-- Begin Excerpted data --

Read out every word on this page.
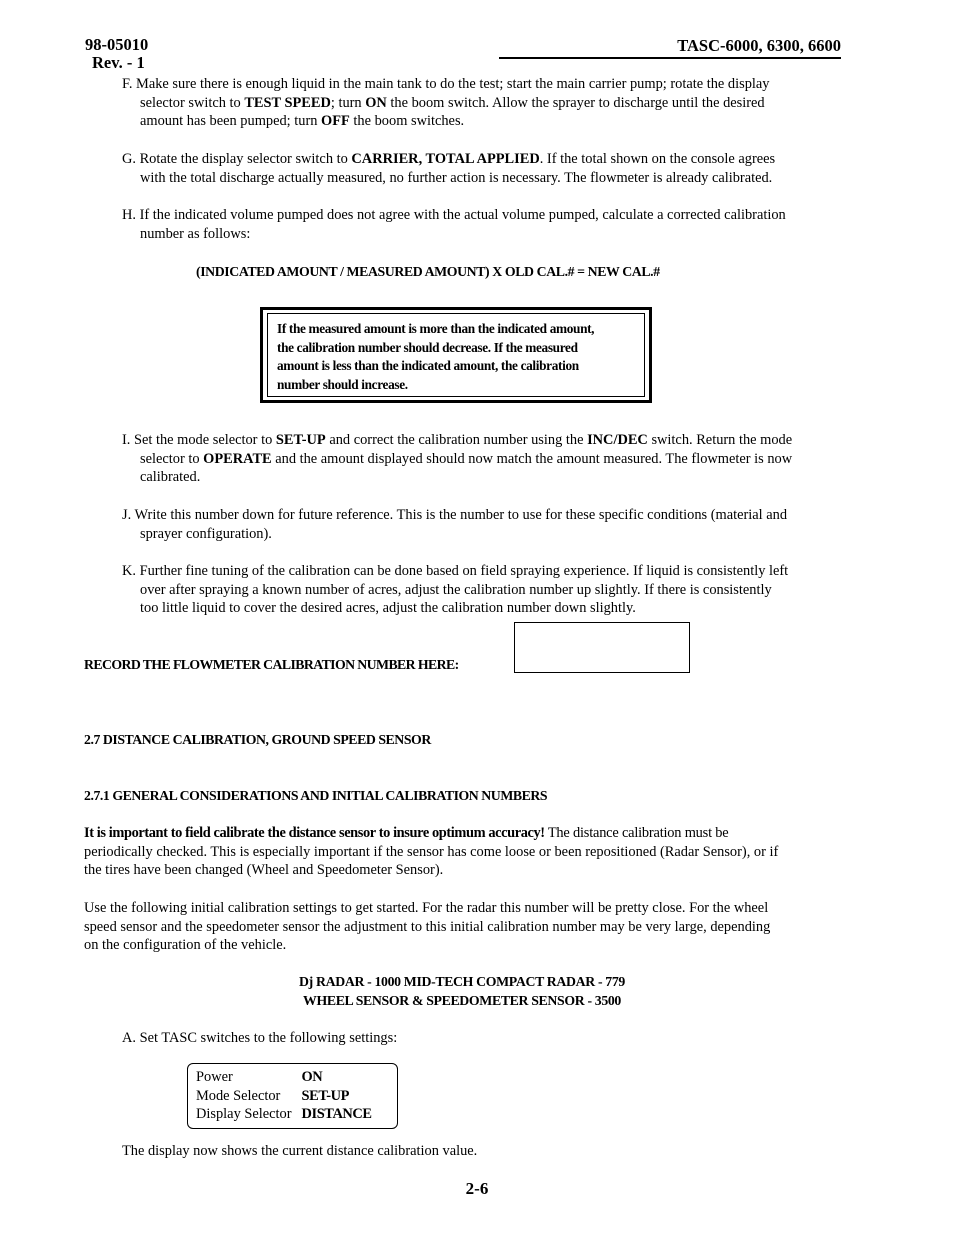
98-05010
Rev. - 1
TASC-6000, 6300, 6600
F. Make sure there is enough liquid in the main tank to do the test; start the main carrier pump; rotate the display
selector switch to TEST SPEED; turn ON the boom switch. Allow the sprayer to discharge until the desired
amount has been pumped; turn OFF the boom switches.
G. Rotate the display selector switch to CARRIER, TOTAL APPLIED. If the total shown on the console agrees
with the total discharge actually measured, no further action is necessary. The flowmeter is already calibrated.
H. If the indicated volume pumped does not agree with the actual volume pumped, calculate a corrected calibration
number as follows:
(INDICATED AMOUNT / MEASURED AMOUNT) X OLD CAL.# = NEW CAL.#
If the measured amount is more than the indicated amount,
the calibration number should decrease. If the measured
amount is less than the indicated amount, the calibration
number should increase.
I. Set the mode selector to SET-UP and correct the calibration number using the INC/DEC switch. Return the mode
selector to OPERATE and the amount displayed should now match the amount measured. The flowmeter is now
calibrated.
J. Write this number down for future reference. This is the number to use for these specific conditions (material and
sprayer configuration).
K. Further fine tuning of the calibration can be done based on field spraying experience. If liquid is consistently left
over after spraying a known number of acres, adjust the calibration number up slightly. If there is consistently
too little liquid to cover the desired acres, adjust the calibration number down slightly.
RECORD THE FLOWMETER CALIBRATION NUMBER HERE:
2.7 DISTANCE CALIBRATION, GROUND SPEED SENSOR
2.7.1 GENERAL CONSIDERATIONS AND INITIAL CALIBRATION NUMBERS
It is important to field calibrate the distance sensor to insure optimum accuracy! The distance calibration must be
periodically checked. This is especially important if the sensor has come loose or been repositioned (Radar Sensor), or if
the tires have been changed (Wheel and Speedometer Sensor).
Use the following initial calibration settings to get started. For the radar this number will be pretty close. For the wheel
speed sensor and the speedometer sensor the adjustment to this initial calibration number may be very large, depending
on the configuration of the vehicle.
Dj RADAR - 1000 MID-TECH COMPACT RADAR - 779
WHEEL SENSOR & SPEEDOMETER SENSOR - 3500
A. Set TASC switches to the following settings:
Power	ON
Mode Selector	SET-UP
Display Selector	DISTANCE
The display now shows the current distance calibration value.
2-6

-- End Excerpted data --

* _Work to complete_: Identify the lines of the data that contain the word "than". Copy each of them.

* _Exercise answer_:
If the measured amount is more than the indicated amount,
amount is less than the indicated amount, the calibration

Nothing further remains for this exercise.